▶ [TASK DESCRIPTION]: Show every line of the records below that contains the word "verified".

▶ [RECORDS FOR THIS TASK]:
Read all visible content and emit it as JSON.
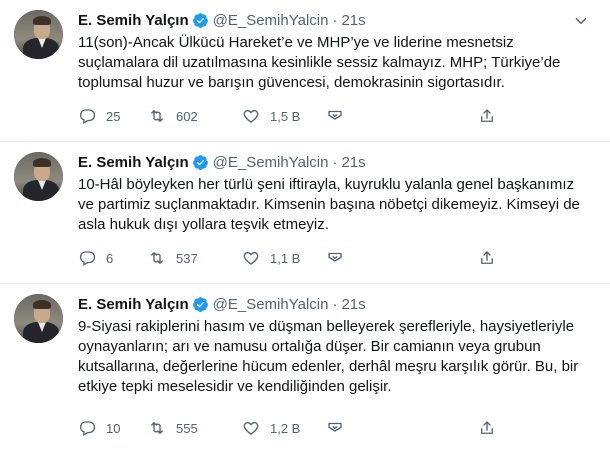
{
  "account": {
    "name": "E. Semih Yalçın",
    "handle": "@E_SemihYalcin",
    "separator": "·"
  },
  "icons": {
    "verified": "verified-badge-icon",
    "more": "chevron-down-icon",
    "reply": "reply-icon",
    "retweet": "retweet-icon",
    "like": "heart-icon",
    "share": "share-icon",
    "box": "upload-icon"
  },
  "colors": {
    "verified": "#1d9bf0",
    "muted": "#536471",
    "divider": "#e6ecf0"
  },
  "tweets": [
    {
      "time": "21s",
      "text": "11(son)-Ancak Ülkücü Hareket’e ve MHP’ye ve liderine mesnetsiz suçlamalara dil uzatılmasına kesinlikle sessiz kalmayız. MHP; Türkiye’de toplumsal huzur ve barışın güvencesi, demokrasinin sigortasıdır.",
      "replies": "25",
      "retweets": "602",
      "likes": "1,5 B"
    },
    {
      "time": "21s",
      "text": "10-Hâl böyleyken her türlü şeni iftirayla, kuyruklu yalanla genel başkanımız ve partimiz suçlanmaktadır. Kimsenin başına nöbetçi dikemeyiz. Kimseyi de asla hukuk dışı yollara teşvik etmeyiz.",
      "replies": "6",
      "retweets": "537",
      "likes": "1,1 B"
    },
    {
      "time": "21s",
      "text": "9-Siyasi rakiplerini hasım ve düşman belleyerek şerefleriyle, haysiyetleriyle oynayanların; arı ve namusu ortalığa düşer. Bir camianın veya grubun kutsallarına, değerlerine hücum edenler, derhâl meşru karşılık görür. Bu, bir etkiye tepki meselesidir ve kendiliğinden gelişir.",
      "replies": "10",
      "retweets": "555",
      "likes": "1,2 B"
    }
  ]
}
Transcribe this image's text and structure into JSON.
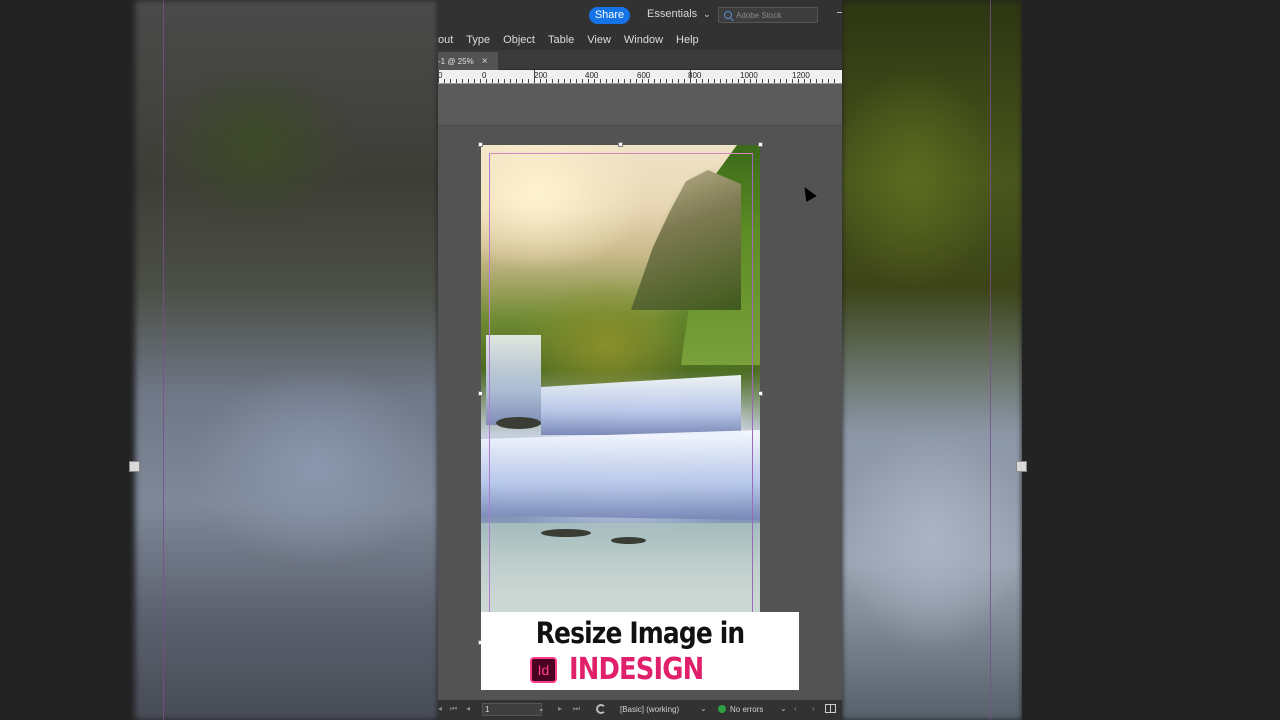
{
  "topbar": {
    "share_label": "Share",
    "workspace_label": "Essentials",
    "stock_search_placeholder": "Adobe Stock"
  },
  "menubar": {
    "items": [
      "out",
      "Type",
      "Object",
      "Table",
      "View",
      "Window",
      "Help"
    ]
  },
  "document_tab": {
    "title": "-1 @ 25%"
  },
  "ruler": {
    "labels": [
      "0",
      "0",
      "200",
      "400",
      "600",
      "800",
      "1000",
      "1200"
    ]
  },
  "statusbar": {
    "page_value": "1",
    "profile": "[Basic] (working)",
    "preflight": "No errors"
  },
  "caption": {
    "title": "Resize Image in",
    "brand": "INDESIGN",
    "logo": "Id"
  },
  "colors": {
    "share_blue": "#1473e6",
    "indesign_pink": "#e0206a",
    "indesign_logo_bg": "#49021f",
    "status_green": "#2ea043"
  }
}
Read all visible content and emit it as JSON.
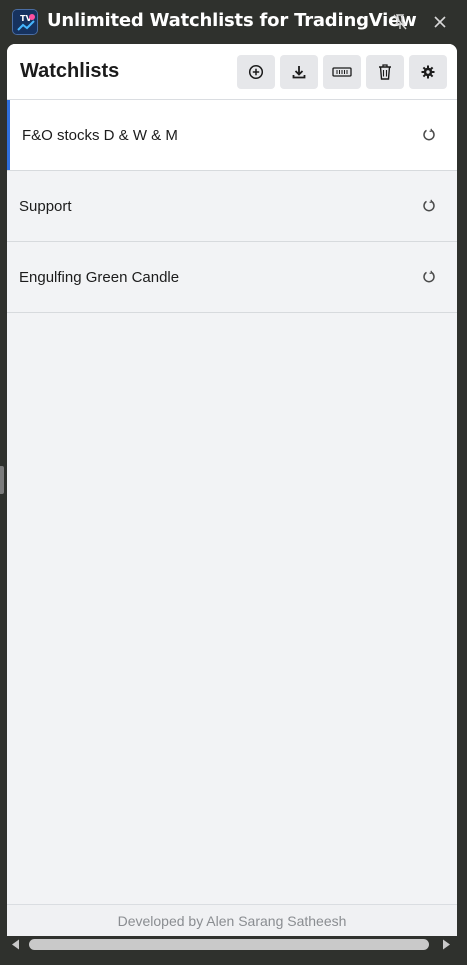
{
  "window": {
    "title": "Unlimited Watchlists for TradingView",
    "logo_text": "TV",
    "pin_icon": "unpin-icon",
    "close_icon": "close-icon"
  },
  "header": {
    "title": "Watchlists",
    "tools": [
      {
        "name": "add-watchlist-button",
        "icon": "plus-circle-icon"
      },
      {
        "name": "download-button",
        "icon": "download-icon"
      },
      {
        "name": "import-button",
        "icon": "ticket-icon"
      },
      {
        "name": "delete-button",
        "icon": "trash-icon"
      },
      {
        "name": "settings-button",
        "icon": "gear-icon"
      }
    ]
  },
  "watchlists": [
    {
      "label": "F&O stocks D & W & M",
      "active": true
    },
    {
      "label": "Support",
      "active": false
    },
    {
      "label": "Engulfing Green Candle",
      "active": false
    }
  ],
  "footer": {
    "text": "Developed by Alen Sarang Satheesh"
  },
  "colors": {
    "accent": "#2f6fdc",
    "frame": "#2f312d",
    "panel": "#f2f3f5"
  }
}
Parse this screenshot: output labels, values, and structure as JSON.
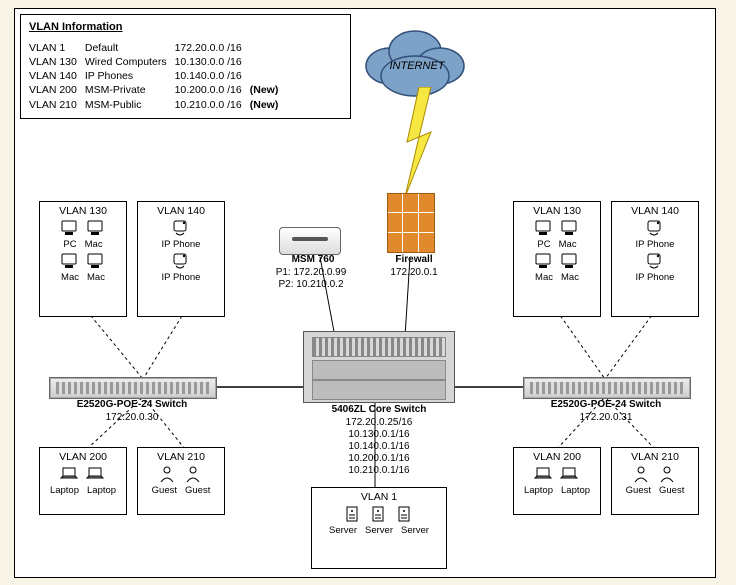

▶ [RESULT]:
    "verified": "verified-badge-icon",
    "verified": "#1d9bf0",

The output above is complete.